### [TASK TO COMPLETE]
Print out every record exactly as it appears.

══════

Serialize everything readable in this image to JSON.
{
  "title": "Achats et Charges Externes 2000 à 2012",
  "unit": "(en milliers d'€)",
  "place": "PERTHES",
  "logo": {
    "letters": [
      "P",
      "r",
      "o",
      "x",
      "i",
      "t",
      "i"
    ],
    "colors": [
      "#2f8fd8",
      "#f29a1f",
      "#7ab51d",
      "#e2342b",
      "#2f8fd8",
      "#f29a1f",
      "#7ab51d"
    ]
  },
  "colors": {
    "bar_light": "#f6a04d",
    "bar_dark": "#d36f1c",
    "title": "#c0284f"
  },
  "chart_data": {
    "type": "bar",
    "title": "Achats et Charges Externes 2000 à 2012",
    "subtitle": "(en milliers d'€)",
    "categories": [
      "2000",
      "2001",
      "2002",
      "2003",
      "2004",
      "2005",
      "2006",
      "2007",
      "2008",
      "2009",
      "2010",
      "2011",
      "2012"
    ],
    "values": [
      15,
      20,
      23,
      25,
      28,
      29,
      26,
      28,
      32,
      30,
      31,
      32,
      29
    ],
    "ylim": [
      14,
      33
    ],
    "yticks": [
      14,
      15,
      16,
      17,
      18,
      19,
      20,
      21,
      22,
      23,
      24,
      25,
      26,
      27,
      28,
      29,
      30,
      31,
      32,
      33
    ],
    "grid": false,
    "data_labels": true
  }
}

══════

### [FULL SOLUTION]
Serialize everything readable in this image to JSON.
{
  "title": "Achats et Charges Externes 2000 à 2012",
  "unit": "(en milliers d'€)",
  "place": "PERTHES",
  "logo": {
    "letters": [
      "P",
      "r",
      "o",
      "x",
      "i",
      "t",
      "i"
    ],
    "colors": [
      "#2f8fd8",
      "#f29a1f",
      "#7ab51d",
      "#e2342b",
      "#2f8fd8",
      "#f29a1f",
      "#7ab51d"
    ]
  },
  "colors": {
    "bar_light": "#f6a04d",
    "bar_dark": "#d36f1c",
    "title": "#c0284f"
  },
  "chart_data": {
    "type": "bar",
    "title": "Achats et Charges Externes 2000 à 2012",
    "subtitle": "(en milliers d'€)",
    "categories": [
      "2000",
      "2001",
      "2002",
      "2003",
      "2004",
      "2005",
      "2006",
      "2007",
      "2008",
      "2009",
      "2010",
      "2011",
      "2012"
    ],
    "values": [
      15,
      20,
      23,
      25,
      28,
      29,
      26,
      28,
      32,
      30,
      31,
      32,
      29
    ],
    "ylim": [
      14,
      33
    ],
    "yticks": [
      14,
      15,
      16,
      17,
      18,
      19,
      20,
      21,
      22,
      23,
      24,
      25,
      26,
      27,
      28,
      29,
      30,
      31,
      32,
      33
    ],
    "grid": false,
    "data_labels": true
  }
}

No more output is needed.